DAFTAR TUGAS =
(1) Dalam teks tentang Lailatul Qadar, tradisi apa yang dimiliki Kabupaten Lingga untuk menyambut Lailatul Qadar?
(2) Tolong ulangi tanpa perubahan bagian teks tentang Lailatul Qadar, dimulai dari "LAILATUL QADAR merupakan" dan berlanjut sampai "sebagai malam misterius.".

POTONGAN TEKS =
-*-*-

LAILATUL QADAR merupakan malam yang ditunggu oleh masyarakat muslim di bulan Ramadhan. Lailatul Qadar dianggap sebagai malam yang sakral dalam rentetan hari-hari di bulan Ramadhan.
Ada berbagai pendapat dari para ulama tentang ketentuan kapan tepatnya malam Lailatul Qadar berlangsung. Oleh karena itu, malam Lailatul Qadar juga terkadang dianggap sebagai malam misterius.
Sebagian ulama berpendapat bahwa Lailatul Qadar berlangsung di antara hari dalam dua pekan terakhir Ramadhan. Sementara itu, sebagian ulama lainnya meyakini Lailatul Qadar tepat pada hari ke-27 Ramadhan.
Terlepas dari perbedaan ketentuan berlangsungnya Lailatul Qadar, setiap kelompok masyarakat memiliki cara sendiri dalam menyambut malam istimewa itu.
"Lailatul Qadar di yakini jatuh pada malam ke-27 Ramadhan," kata H. Darmawi Wardhana Zalik Aris, Ketua Umum (Ketum) Lembaga Melayu Riau (LMR) menyikapi malam ke 27 Ramadhan ini.
"Lailatul Qadar diyakini sebagai malam seribu bulan, sehingga amal ibadah yang dilakukan pada malam itu setara dengan amal ibadah selama seribu bulan," kata Darmawi menilai.
Demikian pula di Kepulauan Riau, tepatnya di Kabupaten Lingga, yang memiliki tradisi Tujuh Likur untuk menyambut Lailatul Qadar.

-*-*-

DATA TERCATAT =

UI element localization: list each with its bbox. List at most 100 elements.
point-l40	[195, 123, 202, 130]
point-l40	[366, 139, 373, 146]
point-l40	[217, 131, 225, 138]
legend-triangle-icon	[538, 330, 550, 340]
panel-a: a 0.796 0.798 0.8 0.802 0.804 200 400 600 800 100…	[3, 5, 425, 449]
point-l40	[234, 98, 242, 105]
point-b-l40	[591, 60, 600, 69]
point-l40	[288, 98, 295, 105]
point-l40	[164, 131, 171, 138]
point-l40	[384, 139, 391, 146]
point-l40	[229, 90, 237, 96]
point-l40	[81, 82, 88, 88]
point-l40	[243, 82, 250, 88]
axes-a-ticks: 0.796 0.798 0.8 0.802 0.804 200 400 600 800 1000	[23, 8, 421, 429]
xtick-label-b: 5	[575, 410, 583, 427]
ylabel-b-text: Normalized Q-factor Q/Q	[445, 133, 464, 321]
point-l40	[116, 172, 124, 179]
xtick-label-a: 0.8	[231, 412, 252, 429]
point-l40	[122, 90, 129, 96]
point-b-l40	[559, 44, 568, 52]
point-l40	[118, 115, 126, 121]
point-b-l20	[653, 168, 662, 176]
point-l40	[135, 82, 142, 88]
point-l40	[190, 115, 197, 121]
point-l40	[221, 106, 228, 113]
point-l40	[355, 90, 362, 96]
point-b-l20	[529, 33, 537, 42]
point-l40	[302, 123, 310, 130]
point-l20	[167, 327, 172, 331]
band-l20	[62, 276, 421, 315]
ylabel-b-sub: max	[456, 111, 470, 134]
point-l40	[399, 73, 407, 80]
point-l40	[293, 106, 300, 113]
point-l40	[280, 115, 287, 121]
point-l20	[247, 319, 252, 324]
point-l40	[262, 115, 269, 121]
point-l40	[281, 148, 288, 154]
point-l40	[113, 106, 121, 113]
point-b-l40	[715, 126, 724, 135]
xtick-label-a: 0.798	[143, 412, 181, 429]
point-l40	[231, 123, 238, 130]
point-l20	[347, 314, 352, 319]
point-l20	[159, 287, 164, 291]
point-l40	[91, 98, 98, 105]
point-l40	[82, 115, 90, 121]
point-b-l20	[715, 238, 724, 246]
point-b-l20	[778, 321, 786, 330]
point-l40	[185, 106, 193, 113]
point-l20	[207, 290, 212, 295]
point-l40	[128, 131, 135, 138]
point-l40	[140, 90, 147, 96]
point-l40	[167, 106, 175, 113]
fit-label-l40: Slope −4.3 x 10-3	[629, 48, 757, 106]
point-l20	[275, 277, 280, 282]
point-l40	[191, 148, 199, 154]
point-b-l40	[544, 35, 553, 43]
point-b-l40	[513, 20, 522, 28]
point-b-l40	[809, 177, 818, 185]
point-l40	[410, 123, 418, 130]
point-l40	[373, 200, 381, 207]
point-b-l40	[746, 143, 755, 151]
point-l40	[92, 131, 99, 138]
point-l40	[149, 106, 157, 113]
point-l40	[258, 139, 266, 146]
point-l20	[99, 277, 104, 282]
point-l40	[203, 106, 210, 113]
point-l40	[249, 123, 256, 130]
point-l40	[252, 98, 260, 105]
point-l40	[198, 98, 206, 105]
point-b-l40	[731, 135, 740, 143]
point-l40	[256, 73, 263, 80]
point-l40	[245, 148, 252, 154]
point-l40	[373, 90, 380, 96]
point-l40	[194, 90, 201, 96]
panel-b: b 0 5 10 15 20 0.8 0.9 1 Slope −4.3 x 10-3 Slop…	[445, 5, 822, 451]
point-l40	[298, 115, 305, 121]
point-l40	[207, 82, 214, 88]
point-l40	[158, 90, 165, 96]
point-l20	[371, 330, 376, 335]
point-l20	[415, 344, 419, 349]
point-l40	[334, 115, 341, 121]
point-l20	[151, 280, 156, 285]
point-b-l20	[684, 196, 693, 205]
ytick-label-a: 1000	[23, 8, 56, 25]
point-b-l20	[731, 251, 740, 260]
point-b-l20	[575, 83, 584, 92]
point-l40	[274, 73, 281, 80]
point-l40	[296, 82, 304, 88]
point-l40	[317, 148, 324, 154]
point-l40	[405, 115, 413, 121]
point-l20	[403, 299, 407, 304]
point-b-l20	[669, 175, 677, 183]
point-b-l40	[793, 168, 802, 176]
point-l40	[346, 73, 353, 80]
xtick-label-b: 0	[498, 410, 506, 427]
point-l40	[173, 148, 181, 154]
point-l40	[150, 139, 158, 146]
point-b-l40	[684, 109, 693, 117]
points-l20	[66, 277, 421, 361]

-*-*-

JAWABAN =
(1) Tradisi Tujuh Likur.

(2)
LAILATUL QADAR merupakan malam yang ditunggu oleh masyarakat muslim di bulan Ramadhan. Lailatul Qadar dianggap sebagai malam yang sakral dalam rentetan hari-hari di bulan Ramadhan.
Ada berbagai pendapat dari para ulama tentang ketentuan kapan tepatnya malam Lailatul Qadar berlangsung. Oleh karena itu, malam Lailatul Qadar juga terkadang dianggap sebagai malam misterius.